--- Short problem ---
Write out the entries below once more, exactly, with the pictures left out.
START
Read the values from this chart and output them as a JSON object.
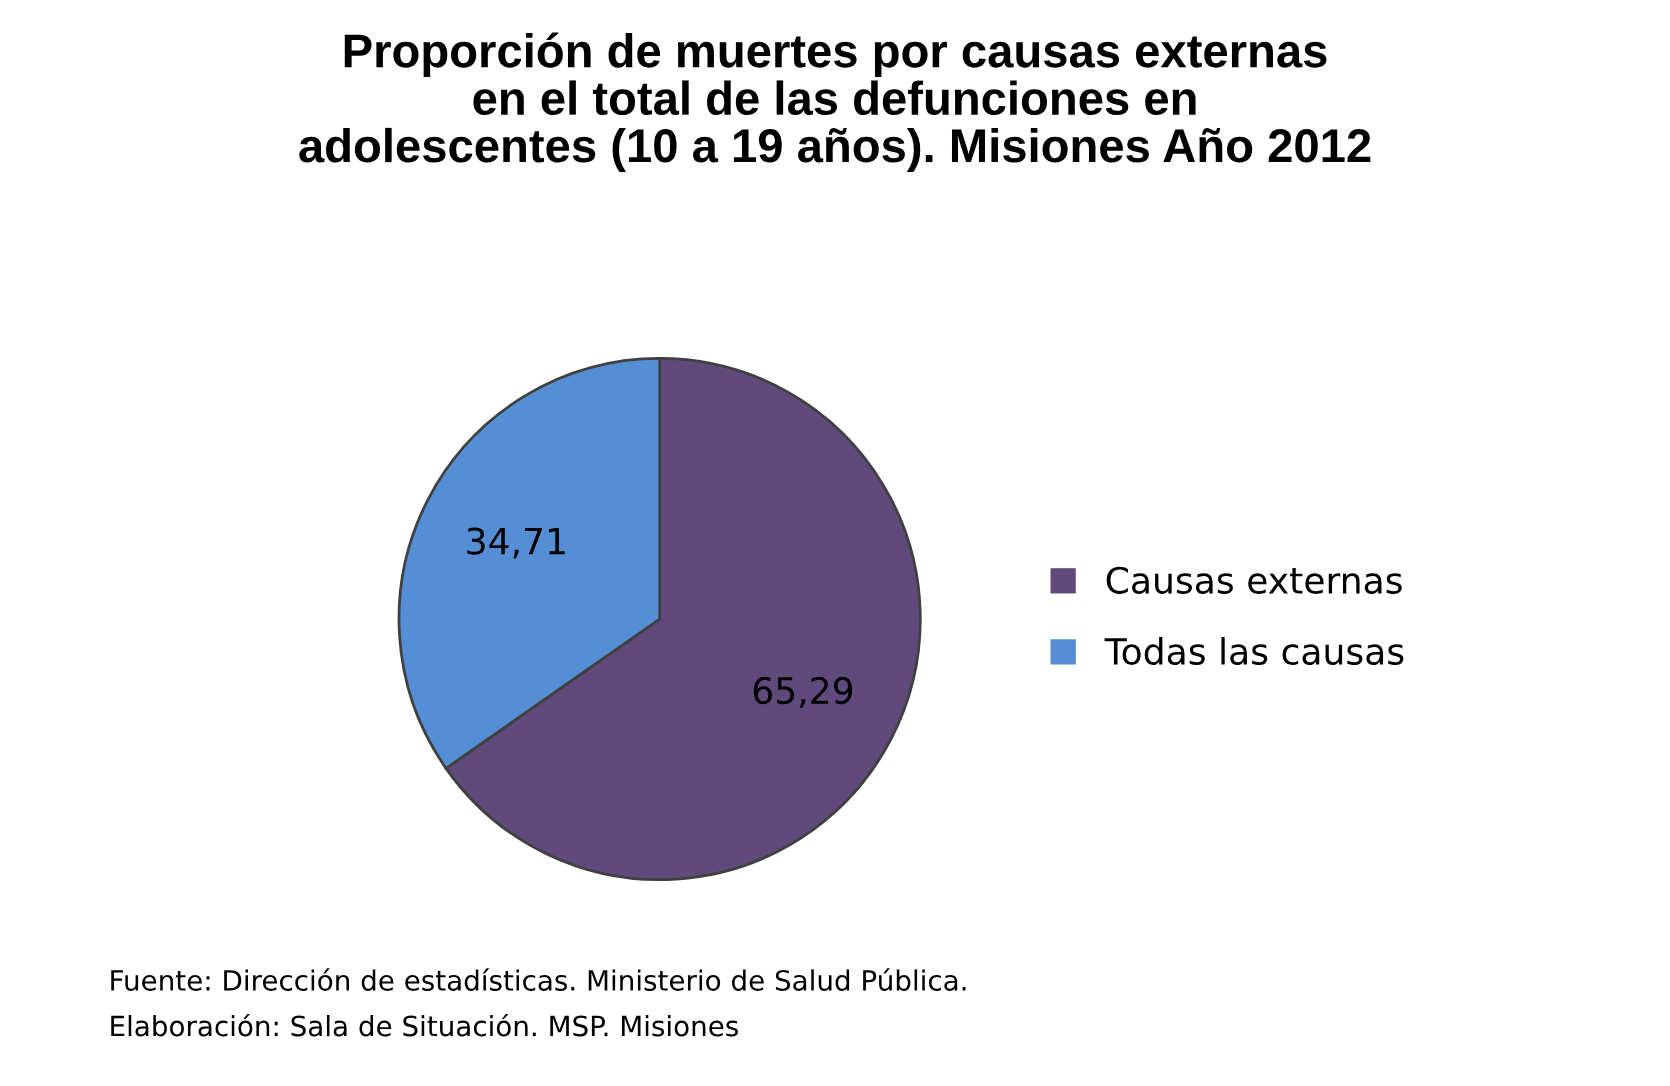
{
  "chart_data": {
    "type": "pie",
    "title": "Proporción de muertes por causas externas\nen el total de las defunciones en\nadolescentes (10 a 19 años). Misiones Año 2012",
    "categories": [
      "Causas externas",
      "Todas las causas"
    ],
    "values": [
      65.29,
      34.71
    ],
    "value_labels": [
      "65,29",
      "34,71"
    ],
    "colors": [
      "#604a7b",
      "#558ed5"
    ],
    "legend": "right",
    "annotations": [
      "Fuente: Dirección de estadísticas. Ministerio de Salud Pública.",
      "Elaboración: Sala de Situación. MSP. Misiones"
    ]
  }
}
END
--- Response ---
Read the values from this chart and output them as a JSON object.
{
  "chart_data": {
    "type": "pie",
    "title": "Proporción de muertes por causas externas\nen el total de las defunciones en\nadolescentes (10 a 19 años). Misiones Año 2012",
    "categories": [
      "Causas externas",
      "Todas las causas"
    ],
    "values": [
      65.29,
      34.71
    ],
    "value_labels": [
      "65,29",
      "34,71"
    ],
    "colors": [
      "#604a7b",
      "#558ed5"
    ],
    "legend": "right",
    "annotations": [
      "Fuente: Dirección de estadísticas. Ministerio de Salud Pública.",
      "Elaboración: Sala de Situación. MSP. Misiones"
    ]
  }
}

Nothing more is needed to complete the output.